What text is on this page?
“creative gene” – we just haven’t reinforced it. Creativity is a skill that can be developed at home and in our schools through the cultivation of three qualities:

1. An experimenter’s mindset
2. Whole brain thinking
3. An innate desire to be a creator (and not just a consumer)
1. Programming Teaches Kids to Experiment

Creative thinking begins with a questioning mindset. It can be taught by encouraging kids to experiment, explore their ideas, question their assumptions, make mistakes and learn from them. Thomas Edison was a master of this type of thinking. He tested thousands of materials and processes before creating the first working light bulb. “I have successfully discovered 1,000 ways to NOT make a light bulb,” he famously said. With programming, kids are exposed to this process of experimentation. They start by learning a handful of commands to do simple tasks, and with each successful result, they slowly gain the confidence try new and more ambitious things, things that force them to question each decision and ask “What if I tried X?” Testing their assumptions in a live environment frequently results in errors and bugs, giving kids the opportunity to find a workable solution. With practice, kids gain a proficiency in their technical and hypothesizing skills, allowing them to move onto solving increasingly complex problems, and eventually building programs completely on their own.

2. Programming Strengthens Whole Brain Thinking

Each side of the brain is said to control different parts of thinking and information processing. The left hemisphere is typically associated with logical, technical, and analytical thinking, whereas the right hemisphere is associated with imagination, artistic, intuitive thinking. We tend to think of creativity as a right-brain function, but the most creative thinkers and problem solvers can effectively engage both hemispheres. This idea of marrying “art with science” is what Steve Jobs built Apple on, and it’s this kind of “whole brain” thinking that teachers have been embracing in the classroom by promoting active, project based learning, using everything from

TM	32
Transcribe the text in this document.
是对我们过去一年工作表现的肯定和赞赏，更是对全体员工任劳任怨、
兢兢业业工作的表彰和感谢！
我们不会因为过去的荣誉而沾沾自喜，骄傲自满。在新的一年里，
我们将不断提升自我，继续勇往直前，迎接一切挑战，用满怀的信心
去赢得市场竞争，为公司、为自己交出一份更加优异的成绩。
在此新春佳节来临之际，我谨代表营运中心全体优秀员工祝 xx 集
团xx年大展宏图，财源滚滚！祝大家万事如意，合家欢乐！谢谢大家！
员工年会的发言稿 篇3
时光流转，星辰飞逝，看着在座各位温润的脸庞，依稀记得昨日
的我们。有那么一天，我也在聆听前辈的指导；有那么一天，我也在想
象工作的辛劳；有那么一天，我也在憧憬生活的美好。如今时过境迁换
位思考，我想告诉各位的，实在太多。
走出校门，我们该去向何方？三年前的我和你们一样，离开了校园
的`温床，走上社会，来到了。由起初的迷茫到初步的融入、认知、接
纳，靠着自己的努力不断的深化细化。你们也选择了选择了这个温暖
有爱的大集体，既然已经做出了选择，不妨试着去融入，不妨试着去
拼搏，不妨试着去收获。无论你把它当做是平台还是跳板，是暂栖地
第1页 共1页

• Written problem: Which lines contain the word "有那么一天"? Return each of them.

• Exercise output:
的我们。有那么一天，我也在聆听前辈的指导；有那么一天，我也在想
象工作的辛劳；有那么一天，我也在憧憬生活的美好。如今时过境迁换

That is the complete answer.